** Selection **
Wednesday, January 26, 2005

I've got a driver, and that's a start.

I've had a cold for ages and finally went to a doctor. She gave me hydrocodone, which was a pretty cool trip until my body started to reject it and I freaked the hell out. May the following tracks make you feel as if you're on narcotics as well.

  • Bonnie "Prince" Billy and Matt Sweeney "Ignition" (R. Kelly cover)
    Okay, I'd let these pros behind my wheel any day. Whiny indie rock boys thuggin' it out? Yeah, I'd let their lovin' in my trunk, if you know what I mean. (And I'm sure you do.)

  • Johnny Hollow "People are Strange" (Doors cover)
    If there were a 2005 remake of The Lost Boys, this cover should replace the one Echo and the Bunnymen did for the original. This is far more horrorshow.

  • Cristina "Drive My Car (Long Version)" (Beatles cover)
    Those of you who are currently down with Swedish (edit: Norwegian, sorry!) dance-pop sensation Annie, might want to check out the work Cristina put out in the '80s. It's Girls at Our Best! meets the B-52s at a party held by the Flirts where Dale Bozzio gets drunk and takes off her plastic bra.

  • Tom Waits "Heigh-Ho!" (from Disney's Snow White)
    This is the version the dwarves sing in hell.
  • Thursday, January 20, 2005

    I bought a ticket to the world, but now I've come back again.

    I've never found covers of some of the songs that really remind me of my recently departed friend Sherie, such as the Thompson Twins' "Lies," whose chorus became a sort of nickname she had for me to the tune, "Lize, Lize, Lizaaa." Nor have I found a remake of ABC's "The Look of Love," a song whose words we'd once completely rewritten and left as a message on my dad's answering machine. But there are others out there, and during the godawful (pun not necessarily intended) contemporary Christian medleys that her family chose to play at her funeral service, I tried my best to imagine the following songs (the originals, of course) playing instead.

  • Will.I.Am. and Fergie "True" (Spandau Ballet cover)
    I don't think I ever really liked this song, but Sherie did. I found it terribly overblown and grandiose and would often mock the overdramatic melancholy of it all by loudly singing the "I bought a ticket to the wo-ooo-ooorld" line in my best foppish timbre directly in her ear ad nauseam. Good times. Similarly, I was pretty much over the Black Eyed Peas last album immediately, although the "Hey, Mama" iPod commercial did intrigue me for a second. That said, I do, however, find myself mesmerized by Fergie's hip-shaking, if for no other reason than I can't imagine that a human waist can actually be that small and still sustain life.

** Data provided **
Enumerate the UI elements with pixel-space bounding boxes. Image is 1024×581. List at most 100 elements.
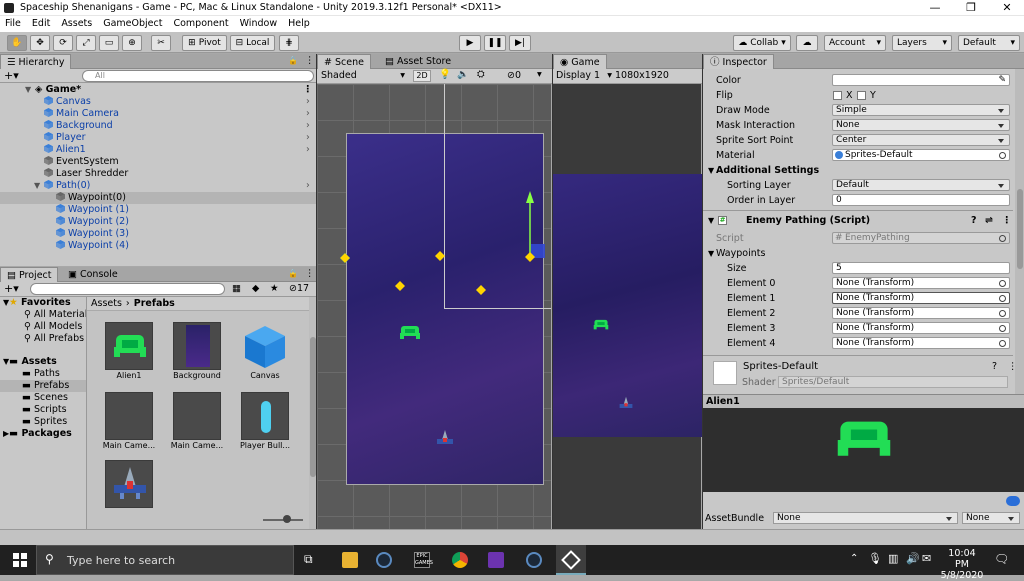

** Problem set **
1/ Do these statements agree with the blog post about cover songs? Answer yes or no for each, quoting the words of the post that decide it: (a) the doctor gave the writer hydrocodone; (b) the writer has found a remake of ABC's "The Look of Love"; (c) the writer never really liked Spandau Ballet's "True," though Sherie did.
2/ Would you carry on the blog post about cover songs from its last sentence?

** Responses to the exercise **
1/
(a) Yes: "She gave me hydrocodone"
(b) No: "Nor have I found a remake of ABC's "The Look of Love,""
(c) Yes: "I don't think I ever really liked this song, but Sherie did."

2/
  • Jennifer Batten "Wanna Be Startin' Somethin'" (Michael Jackson cover)
    Everyone loved Thriller, didn't they? I remember one day Sherie and I must've been hopped up on sugar and played WBSS on repeat for about an hour, dancing around like maniacs and conga-ing around her house loudly chanting "Ma Ma Se, Ma Ma Sa, Ma Ma Coo Sa." God, being a total dork can feel so fun when you're 10.

    This track is by one of the few females in the guitar-shred realm who happened to also play in MJ's touring band and I don't really care for it, but I thought posting the Whitney/Mya/Usher version seemed too predictable.

  • Scorpions "Drive" (Cars cover)
    Sherie and her mom took me to what I consider to be the first "real" concert I attended—i.e. the first concert I attended that I actually wanted to go to rather than one I was dragged along to. (Beatlemania, Merle Haggard and Beach Boys sans Brian Wilson, I'm looking in your direction.) It was at Market Square Arena in Indianapolis in 1984 and featured The Cars with Wang Chung as openers. Pretty rad, no? anyhow, we attended with Sherie's mom and brother and a boy Sherie liked. I remember that, during "Drive," she gave me a look just before turning to her beau as coyly as an awkward 12-year-old girl could and serenading him with the question, "Who's gonna drive you home ... tonight?" It was totally cheesy (or "queer," as she would have said at the time) and it made me laugh really hard. I mean, come on, her mom was going to drive him home.

  • Speedbuggy "Pretty in Pink" (Psychedelic Furs cover)
    I remember Sherie thinking that the line "she gives him these clothes as cars collide" was "she gives him a clove as cars go by," which is actually a much better lyric, in my opinion. Seriously, why all the talk of coats and clothes in that song? I never got it then and I still don't. Man, I haven't smoked a clove in ages. (P.S. It was in the beginning of her dark adolescent years that Sherie taught me what cloves even were.)

  • Eve's Plum "Save a Prayer" (Duran Duran cover)
    Sherie and I were hardcore Durannies. The day I bought the clamshell VHS DD video collection, was one of our happiest days ever. We were ecstatic that my dad was cool enough not to care that it had some sort of "adult content" sticker on it thanks to all the hard-nipple action of the "Girls on Film" and "The Chauffeur" videos, but we did have to be careful that her mom not catch us watching it, which proved a challenge since we wore that damned thing out. (I'm talking to the point of memorizing all of the dialogue—particularly Simon's deranged Shakespearean ramblings—throughout the overwrought long version of "Waiting for the Nightboat.") But "Save a Prayer" held a special place in our hearts. We could just picture John slow dancing with us as it played. And, you know, that video was educational too. I didn't even know Sri Lanka existed until I saw them in the SAP video cavorting there on elephants. If I were in charge of the music at Sherie's funeral, this would have been the pinnacle tearjerker of the selection. I can't believe she's gone.
  • Tuesday, January 18, 2005

    Wait, so there's a real human person operating this thing?

    So, just when I thought I'd be back and posting super-regularly, I had to leave town for the funeral of a childhood friend who committed suicide. I also used this as a chance to visit with a good friend and see my dad for the first time since his mild stroke over the holidays. Whew! I'm hoping the Year of the Rooster has better things in store for us all.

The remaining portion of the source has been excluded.